▸ Objective
Find each line with "this" and copy it.

Dataset items
[start]

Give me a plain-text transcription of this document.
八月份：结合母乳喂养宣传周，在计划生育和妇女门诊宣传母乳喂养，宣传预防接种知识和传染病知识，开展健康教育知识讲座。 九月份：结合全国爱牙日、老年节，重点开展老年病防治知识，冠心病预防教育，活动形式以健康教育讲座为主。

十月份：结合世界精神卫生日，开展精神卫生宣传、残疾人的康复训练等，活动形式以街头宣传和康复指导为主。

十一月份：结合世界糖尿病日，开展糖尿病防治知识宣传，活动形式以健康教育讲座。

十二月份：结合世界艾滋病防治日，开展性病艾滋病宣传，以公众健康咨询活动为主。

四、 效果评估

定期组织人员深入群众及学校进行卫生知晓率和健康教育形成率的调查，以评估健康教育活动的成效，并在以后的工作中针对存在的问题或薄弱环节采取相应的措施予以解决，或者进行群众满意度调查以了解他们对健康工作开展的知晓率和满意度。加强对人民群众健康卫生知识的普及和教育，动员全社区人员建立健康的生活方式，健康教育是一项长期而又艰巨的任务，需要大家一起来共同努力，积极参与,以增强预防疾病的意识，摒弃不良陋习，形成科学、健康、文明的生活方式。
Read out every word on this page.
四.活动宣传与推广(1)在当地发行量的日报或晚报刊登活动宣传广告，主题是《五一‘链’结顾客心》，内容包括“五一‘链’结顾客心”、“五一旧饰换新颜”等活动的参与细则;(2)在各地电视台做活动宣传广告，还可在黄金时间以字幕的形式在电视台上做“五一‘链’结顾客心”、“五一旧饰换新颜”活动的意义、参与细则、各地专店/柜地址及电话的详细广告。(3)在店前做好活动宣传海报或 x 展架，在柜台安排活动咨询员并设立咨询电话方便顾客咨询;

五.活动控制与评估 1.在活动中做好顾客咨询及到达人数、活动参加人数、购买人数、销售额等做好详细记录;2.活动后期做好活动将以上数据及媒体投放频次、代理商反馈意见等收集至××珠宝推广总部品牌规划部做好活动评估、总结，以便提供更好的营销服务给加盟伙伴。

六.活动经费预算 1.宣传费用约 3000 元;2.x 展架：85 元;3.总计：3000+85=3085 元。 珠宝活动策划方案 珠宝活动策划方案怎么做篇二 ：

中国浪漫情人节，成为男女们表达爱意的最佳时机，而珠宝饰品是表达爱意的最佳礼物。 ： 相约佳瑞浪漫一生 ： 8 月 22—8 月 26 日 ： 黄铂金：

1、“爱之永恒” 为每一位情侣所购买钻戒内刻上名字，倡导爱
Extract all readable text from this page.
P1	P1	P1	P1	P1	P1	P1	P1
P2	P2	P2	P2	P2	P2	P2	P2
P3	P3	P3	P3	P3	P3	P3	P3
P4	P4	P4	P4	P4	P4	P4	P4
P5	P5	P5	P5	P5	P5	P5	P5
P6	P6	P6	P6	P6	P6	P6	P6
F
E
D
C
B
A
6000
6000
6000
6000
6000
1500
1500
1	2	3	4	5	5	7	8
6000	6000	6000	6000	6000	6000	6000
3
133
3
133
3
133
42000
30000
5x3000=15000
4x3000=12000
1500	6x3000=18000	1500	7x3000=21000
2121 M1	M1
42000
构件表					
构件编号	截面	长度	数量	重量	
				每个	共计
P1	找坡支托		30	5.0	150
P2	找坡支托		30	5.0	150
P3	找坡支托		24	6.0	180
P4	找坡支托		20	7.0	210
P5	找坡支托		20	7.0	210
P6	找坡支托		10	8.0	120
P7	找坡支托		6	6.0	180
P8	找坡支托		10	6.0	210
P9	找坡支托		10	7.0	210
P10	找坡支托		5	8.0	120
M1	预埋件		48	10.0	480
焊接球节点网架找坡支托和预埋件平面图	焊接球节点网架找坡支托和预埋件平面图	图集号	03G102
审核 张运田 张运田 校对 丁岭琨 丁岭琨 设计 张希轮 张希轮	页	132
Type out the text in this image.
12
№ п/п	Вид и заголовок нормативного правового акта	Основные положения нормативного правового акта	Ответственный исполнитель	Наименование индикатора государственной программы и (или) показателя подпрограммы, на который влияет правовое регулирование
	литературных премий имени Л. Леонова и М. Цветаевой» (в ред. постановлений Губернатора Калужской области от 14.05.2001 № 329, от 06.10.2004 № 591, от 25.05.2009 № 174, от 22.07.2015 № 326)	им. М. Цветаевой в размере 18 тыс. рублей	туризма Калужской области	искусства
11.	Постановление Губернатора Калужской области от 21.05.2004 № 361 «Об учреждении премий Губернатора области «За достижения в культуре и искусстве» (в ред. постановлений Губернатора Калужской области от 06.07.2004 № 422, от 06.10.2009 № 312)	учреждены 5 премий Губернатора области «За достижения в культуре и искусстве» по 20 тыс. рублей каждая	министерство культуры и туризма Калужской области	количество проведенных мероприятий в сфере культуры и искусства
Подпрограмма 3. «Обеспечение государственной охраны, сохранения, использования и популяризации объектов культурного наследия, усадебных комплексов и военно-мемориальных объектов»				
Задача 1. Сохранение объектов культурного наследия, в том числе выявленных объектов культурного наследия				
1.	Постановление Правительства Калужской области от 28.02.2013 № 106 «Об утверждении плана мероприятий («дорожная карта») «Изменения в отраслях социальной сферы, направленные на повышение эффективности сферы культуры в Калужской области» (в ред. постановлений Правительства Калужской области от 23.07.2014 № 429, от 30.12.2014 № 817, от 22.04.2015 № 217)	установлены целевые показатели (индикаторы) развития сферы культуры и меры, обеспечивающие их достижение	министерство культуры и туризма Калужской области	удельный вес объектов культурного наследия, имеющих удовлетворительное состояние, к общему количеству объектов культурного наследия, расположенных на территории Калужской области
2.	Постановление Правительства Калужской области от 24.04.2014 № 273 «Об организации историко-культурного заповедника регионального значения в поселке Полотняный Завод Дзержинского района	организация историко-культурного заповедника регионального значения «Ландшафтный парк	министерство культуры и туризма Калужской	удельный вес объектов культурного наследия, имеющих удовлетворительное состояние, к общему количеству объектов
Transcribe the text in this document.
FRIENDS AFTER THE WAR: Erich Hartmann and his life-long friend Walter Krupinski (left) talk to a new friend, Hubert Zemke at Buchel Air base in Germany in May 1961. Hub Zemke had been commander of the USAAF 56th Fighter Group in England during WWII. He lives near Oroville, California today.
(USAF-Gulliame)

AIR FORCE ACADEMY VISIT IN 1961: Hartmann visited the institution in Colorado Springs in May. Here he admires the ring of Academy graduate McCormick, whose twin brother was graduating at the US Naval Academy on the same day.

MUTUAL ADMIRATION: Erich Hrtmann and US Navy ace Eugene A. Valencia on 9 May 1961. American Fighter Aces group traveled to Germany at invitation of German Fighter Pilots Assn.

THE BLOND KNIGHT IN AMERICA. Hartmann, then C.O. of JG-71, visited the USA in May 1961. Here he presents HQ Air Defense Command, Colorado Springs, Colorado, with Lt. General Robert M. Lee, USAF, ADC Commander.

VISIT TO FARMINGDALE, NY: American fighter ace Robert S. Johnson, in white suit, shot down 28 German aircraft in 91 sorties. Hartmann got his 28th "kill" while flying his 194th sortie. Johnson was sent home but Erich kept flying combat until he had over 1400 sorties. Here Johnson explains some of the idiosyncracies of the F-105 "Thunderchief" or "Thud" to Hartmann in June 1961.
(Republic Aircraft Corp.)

[end]

▸ Problem solution
Give me a plain-text transcription of this document.
Read out every word on this page.
Extract all readable text from this page.
Type out the text in this image.
Transcribe the text in this document.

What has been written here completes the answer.